===== 节选文本 =====
一、DataX部署
-
上传DataX压缩文件至/opt/software/目录下,并解压文件至/opt/module/下。
-
自测检查DataX,出现如下截图内容,说明安装成功
二、DataX使用 -
DataX使用概述
DataX使用还是十分简单的,用户只需要根据自己同步数据的数据源和目的地来选择相应的Reader和Writer,并将Reader和Writer的信息配置在一个json文件中,然后执行下述命令进行提交数据同步任务即可。
[yili@hadoop102 datax]$ python bin/datax.py job/job.json
- DataX配置文件格式
可以通过下述命令进行查看DataX配置文件模板
[yili@hadoop102 datax]$ python bin/datax.py -d mysqlreader -w hdfswriter
https://gitee.com/mirrors/DataX/blob/master/README.md
- 同步MySQL数据到HDFS案例
(1)案例要求:同步gmall数据库中base_province表数据到HDFS的/base_province目录
(2)需求分析:要实现该功能,需选用MySQLReader和HDFSWriter,MySQLReader具有两种模式分别是TableMode和QuerySQLMode,前者使用table,column,where等属性声明需要同步的数据;后者使用一条SQL查询语句声明需要同步的数据。
下面分别使用两种模式进行演示。
1)MySQLReader之TableMode
Json配置文件内容:
{"job": {"content": [{"reader": {"name": "mysqlreader","parameter": {"column": ["id","name","region_id","area_code","iso_code","iso_3166_2"],"where": "id>=3","connection": [{"jdbcUrl": ["jdbc:mysql://hadoop102:3306/gmall"],"table": ["base_province"]}],"password": "123456","splitPk": "","username": "root"}},"writer": {"name": "hdfswriter","parameter": {"column": [{"name": "id","type": "bigint"},{"name": "name","type": "string"},{"name": "region_id","type": "string"},{"name": "area_code","type": "string"},{"name": "iso_code","type": "string"},{"name": "iso_3166_2","type": "string"}],"compress": "gzip","defaultFS": "hdfs://hadoop102:8020","fieldDelimiter": "\t","fileName": "base_province","fileType": "text","path": "/user/yili/gmall/base_province","writeMode": "append"}}}],"setting": {"speed": {"channel": 1}}}
}
2)MySQLReader之QuerySQLMode
Json配置文件内容:
{"job": {"content": [{"reader": {"name": "mysqlreader","parameter": {"connection": [{"jdbcUrl": ["jdbc:mysql://hadoop102:3306/gmall"],"querySql": ["select id,name,region_id,area_code,iso_code,iso_3166_2 from base_province where id>=3"]}],"password": "123456","username": "root"}},"writer": {"name": "hdfswriter","parameter": {"column": [{"name": "id","type": "bigint"},{"name": "name","type": "string"},{"name": "region_id","type": "string"},{"name": "area_code","type": "string"},{"name": "iso_code","type": "string"},{"name": "iso_3166_2","type": "string"}],"compress": "gzip","defaultFS": "hdfs://hadoop102:8020","fieldDelimiter": "\t","fileName": "base_province","fileType": "text","path": "/base_province","writeMode": "append"}}}],"setting": {"speed": {"channel": 1}}}
}
- DataX传参
【说明】通常情况下,离线数据同步任务需要每日定时重复执行,故HDFS上的目标路径通常会包含一层日期,以对每日同步的数据加以区分,也就是说每日同步数据的目标路径不是固定不变的,因此DataX配置文件中HDFS Writer的path参数的值应该是动态的。为实现这一效果,就需要使用DataX传参的功能。
===== 数据摘录 =====
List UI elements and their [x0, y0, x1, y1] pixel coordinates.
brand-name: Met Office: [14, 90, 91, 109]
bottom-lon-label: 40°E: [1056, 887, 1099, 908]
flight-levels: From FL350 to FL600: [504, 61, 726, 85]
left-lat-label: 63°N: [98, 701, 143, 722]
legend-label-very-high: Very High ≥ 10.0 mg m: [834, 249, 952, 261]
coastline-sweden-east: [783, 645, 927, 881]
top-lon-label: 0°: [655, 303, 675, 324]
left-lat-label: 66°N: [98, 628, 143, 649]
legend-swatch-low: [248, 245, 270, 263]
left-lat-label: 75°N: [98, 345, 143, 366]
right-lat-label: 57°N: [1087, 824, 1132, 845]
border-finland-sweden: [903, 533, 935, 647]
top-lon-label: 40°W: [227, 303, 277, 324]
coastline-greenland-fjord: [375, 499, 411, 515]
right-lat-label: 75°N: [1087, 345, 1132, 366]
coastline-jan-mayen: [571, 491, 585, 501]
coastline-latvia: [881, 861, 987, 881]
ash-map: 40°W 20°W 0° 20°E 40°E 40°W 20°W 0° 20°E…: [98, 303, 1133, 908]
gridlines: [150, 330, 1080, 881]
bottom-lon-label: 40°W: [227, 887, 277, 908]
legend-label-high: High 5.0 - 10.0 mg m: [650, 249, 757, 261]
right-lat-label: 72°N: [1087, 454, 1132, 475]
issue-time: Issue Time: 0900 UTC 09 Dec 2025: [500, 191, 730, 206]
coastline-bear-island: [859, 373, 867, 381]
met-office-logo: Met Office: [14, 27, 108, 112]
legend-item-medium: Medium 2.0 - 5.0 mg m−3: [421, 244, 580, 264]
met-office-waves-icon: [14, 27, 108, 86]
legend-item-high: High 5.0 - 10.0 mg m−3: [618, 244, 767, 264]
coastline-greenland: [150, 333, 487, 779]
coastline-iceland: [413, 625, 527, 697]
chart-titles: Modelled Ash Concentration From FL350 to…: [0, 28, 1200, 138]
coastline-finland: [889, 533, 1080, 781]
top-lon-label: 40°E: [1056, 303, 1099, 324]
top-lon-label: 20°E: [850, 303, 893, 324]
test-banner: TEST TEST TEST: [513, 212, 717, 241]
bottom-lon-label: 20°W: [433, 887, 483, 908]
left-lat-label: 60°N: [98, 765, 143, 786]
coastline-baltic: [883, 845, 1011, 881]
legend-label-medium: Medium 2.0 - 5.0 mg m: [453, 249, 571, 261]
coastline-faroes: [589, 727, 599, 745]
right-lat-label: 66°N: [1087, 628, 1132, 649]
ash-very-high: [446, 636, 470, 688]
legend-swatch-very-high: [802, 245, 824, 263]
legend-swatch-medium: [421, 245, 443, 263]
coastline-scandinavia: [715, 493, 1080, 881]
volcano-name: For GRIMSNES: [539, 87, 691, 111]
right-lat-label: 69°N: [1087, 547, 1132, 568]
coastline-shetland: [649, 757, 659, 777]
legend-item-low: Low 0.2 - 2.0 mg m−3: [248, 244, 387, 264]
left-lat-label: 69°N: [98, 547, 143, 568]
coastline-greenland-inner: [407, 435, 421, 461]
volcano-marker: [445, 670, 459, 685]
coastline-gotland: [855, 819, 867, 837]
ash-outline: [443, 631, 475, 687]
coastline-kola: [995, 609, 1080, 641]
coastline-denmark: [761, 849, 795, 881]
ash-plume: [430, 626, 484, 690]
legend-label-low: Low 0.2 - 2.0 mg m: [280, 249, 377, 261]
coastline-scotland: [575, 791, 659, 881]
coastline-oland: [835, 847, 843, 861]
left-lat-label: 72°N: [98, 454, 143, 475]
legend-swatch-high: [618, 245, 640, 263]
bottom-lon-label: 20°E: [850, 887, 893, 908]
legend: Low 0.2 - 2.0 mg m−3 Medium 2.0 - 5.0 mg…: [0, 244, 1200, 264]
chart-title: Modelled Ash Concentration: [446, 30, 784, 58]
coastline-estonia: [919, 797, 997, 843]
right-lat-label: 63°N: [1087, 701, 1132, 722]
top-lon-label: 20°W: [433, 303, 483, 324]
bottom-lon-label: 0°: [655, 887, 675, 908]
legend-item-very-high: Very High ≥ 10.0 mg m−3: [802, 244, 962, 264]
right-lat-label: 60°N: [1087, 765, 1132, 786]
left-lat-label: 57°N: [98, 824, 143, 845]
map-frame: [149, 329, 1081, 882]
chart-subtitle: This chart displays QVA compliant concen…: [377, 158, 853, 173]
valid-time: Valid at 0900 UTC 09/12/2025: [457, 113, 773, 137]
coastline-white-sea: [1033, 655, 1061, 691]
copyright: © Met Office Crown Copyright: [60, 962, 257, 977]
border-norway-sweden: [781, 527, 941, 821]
=====
接续关于DataX部署与使用的节选文本,从其最后一句之后继续撰写。

DataX传参的用法如下,在JSON配置文件中使用${param}引用参数,在提交任务时使用-p"-Dparam=value"传入参数值。
1)具体示例如下:
[yili@hadoop102 datax]$ hadoop fs -mkdir /user/yili/gmall/base_province/2020-07-08
{"job": {"content": [{"reader": {"name": "mysqlreader","parameter": {"connection": [{"jdbcUrl": ["jdbc:mysql://hadoop102:3306/gmall"],"querySql": ["select id,name,region_id,area_code,iso_code,iso_3166_2 from base_province where id>=3"]}],"password": "123456","username": "root"}},"writer": {"name": "hdfswriter","parameter": {"column": [{"name": "id","type": "bigint"},{"name": "name","type": "string"},{"name": "region_id","type": "string"},{"name": "area_code","type": "string"},{"name": "iso_code","type": "string"},{"name": "iso_3166_2","type": "string"}],"compress": "gzip","defaultFS": "hdfs://hadoop102:8020","fieldDelimiter": "\t","fileName": "base_province","fileType": "text","path": "/user/yili/gmall/base_province/${dt}","writeMode": "append"}}}],"setting": {"speed": {"channel": 1}}}
}
2)执行脚本
[yili@hadoop102 datax]$ python bin/datax.py -p"-Ddt=2020-06-14" job/base_province.json
3)查看结果
[yili@hadoop102 datax]$ hadoop fs -ls /user/yili/gmall/base_province/
Found 2 items
drwxr-xr-x - atguigu supergroup 0 2022-07-08 21:41 /user/yili/gmall/base_province/2020-07-08
- 同步HDFS数据到MySQL案例实操
(1)案例要求:同步HDFS上的/user/yili/gmall/base_province目录下的数据到MySQL gmall 数据库下的test_province表。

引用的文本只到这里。